• **REQUIREMENTS**:
**1.** According to the Nissin MF18 ring flash review, what system did Nikon introduce with the D300?
**2.** How would you render this sentence from the Nissin MF18 ring flash review in Spanish: "The beautiful part of the system was that the camera’s built-in flash could be used as the trigger, or transmitter, without contributing to the flash exposure."
**3.** Carry on the Nissin MF18 ring flash review from its last sentence.

• **DOCUMENT SEGMENT**:
— Start —
Manual mode power ratio: 1/256 - 1/1 (1/3-step increments)
Mode: Auto, Manual, SD, SF, Wireless with A, B, C & channel selection (2.4Ghz Nissin Air system & optical) (*4)
Dimensions: 112 (H) x 73 (W) x 98mm (D) / 4.4 (H) x 2.9 (W) x 3.6” (D)
Weight: 300g/ 10.8oz (excluding batteries and soft box)
Distributed by/Order From/More Info:
www.neidllc.com (order from authorized resellers)
How much is it?
I originally reviewed the Nissin MF18 digital ring flash several years back, for Shutterbug Magazine. I loved the flash back then, but, since I already had a ring flash that worked wirelessly with my Nikon D300, which at the time I’d paired with a 60mm Micro Nikkor, I had all the macro TTL flash lighting I needed.
Fast forward to today. We’ll skip past the phase where I was using the Nikon D610 also for TTL wireless macro flash photography and jump to the Nikon D500. But perhaps I should clarify. With the introduction of the D300, Nikon introduced CLS (Creative Lighting System), which involved TTL wireless triggering of off-camera flashes. The beautiful part of the system was that the camera’s built-in flash could be used as the trigger, or transmitter, without contributing to the flash exposure. But that worked great when the camera came with a built-in flash.
The D500 “D”-lemma
Now, with the D500 in hand, I suddenly found myself without a pop-up flash that I could use to wirelessly trigger that remote flash. Hence no CLS, leaving my wireless ring flash orphaned.
— End —
Element box records
— Start —
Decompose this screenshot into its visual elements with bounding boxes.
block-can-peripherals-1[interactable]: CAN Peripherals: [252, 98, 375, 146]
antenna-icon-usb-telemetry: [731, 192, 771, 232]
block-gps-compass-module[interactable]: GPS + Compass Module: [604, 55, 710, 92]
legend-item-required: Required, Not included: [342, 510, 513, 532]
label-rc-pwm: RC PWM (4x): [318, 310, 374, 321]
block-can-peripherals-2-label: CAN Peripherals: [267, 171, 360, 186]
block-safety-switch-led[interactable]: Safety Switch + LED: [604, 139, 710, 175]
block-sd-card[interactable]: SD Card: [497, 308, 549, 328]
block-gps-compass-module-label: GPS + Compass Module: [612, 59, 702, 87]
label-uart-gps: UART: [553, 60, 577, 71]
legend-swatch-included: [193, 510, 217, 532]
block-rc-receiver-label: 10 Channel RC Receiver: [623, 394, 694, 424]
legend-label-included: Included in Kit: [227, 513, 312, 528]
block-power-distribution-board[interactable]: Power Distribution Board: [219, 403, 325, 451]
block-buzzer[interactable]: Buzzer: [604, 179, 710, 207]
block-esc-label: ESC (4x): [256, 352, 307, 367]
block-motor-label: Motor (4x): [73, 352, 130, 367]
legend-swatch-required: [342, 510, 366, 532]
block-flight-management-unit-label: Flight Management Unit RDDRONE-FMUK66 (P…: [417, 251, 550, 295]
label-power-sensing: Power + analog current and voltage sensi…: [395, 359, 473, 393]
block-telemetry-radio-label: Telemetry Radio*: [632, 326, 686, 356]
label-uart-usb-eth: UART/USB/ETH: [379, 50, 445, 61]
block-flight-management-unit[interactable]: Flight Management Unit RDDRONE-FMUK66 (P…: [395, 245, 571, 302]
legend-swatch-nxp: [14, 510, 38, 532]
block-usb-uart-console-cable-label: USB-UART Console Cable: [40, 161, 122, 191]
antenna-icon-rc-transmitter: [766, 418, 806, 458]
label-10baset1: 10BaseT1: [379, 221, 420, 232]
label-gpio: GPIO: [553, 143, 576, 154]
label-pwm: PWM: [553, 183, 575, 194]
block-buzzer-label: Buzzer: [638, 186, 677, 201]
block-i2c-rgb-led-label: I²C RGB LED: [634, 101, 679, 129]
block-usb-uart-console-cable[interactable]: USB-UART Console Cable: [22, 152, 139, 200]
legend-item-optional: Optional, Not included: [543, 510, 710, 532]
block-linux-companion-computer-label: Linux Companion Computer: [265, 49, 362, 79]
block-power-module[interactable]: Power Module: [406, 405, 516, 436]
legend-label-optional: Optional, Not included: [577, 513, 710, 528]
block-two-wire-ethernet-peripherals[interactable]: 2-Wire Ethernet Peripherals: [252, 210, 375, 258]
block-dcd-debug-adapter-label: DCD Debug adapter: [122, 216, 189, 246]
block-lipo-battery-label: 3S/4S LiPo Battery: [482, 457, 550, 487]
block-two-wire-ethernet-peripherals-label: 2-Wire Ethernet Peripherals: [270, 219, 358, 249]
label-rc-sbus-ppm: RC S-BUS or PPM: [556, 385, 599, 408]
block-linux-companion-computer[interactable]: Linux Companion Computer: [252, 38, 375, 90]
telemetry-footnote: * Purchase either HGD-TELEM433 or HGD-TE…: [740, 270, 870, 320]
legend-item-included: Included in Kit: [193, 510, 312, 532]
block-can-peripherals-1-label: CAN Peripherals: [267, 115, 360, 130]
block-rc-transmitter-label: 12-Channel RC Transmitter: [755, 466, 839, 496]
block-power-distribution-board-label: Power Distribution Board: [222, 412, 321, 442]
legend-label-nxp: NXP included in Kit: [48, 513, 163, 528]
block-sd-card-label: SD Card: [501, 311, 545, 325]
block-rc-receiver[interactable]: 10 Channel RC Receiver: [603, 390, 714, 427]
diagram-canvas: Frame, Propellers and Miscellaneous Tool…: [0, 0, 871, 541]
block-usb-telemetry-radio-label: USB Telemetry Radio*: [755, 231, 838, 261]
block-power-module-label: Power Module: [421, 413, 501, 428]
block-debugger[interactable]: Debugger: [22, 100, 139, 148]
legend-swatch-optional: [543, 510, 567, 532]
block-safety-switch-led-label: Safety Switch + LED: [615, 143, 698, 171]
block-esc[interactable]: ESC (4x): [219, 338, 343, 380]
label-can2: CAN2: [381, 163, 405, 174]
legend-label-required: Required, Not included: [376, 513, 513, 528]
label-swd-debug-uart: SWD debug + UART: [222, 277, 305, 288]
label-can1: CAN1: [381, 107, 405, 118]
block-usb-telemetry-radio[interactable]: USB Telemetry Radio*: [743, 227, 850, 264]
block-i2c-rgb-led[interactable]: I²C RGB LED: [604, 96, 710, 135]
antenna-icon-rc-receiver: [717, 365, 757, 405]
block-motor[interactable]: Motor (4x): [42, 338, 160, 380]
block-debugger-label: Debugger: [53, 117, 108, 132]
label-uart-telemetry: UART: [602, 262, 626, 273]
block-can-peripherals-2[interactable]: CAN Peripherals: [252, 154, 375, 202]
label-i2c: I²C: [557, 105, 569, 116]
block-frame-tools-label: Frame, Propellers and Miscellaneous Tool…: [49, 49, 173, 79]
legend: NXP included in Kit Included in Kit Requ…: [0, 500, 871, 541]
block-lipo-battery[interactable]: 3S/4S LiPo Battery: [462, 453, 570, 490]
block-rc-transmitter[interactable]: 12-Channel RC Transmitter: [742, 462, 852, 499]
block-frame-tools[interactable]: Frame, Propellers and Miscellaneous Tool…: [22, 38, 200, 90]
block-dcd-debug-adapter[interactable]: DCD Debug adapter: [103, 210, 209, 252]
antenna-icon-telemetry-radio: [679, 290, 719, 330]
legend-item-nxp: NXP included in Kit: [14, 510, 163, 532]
— End —
• **RESPONSES TO THE TASKS**:
**1.** CLS (Creative Lighting System), which involved TTL wireless triggering of off-camera flashes.

**2.** Lo bonito del sistema era que el flash incorporado de la cámara podía usarse como disparador, o transmisor, sin contribuir a la exposición del flash.

**3.**
Yes, I could use one of my existing Nikon flashes as the transmitter but that would be more of a nuisance. And buying the Nikon SU-800 Wireless Speedlight Commander wireless IR transmitter, which costs more than some shoe-mounts and slightly less than my wireless ring flash by itself, would be a pricey option. Not to mention, it would be one more thing that requires a battery and which could easily get misplaced or lost in a tiny nook or cranny.
What’s more, as is, I always found wireless shooting with the built-in flash somewhat precarious. You see, I like to wear hats, and my hats would always push down on the pop-up flash. The upshot of this was: the wireless flash would fail to be triggered. So, even though I liked not having cables that sometimes get in the way, having a flash that I could depend on to fire 100% of the time, what’s more, without worrying about moving the brim of my hat out of the way was more important. What’s the wireless ring flash I’m referring to? The Metz Mecablitz 15 MS-1.
So, when you do the math, it made good sense to switch to the Nissin MF18. (You can get all the particulars about the Nissin macro flash in my Shutterbug review and tips about using a ringlight in those other Shutterbug articles listed below).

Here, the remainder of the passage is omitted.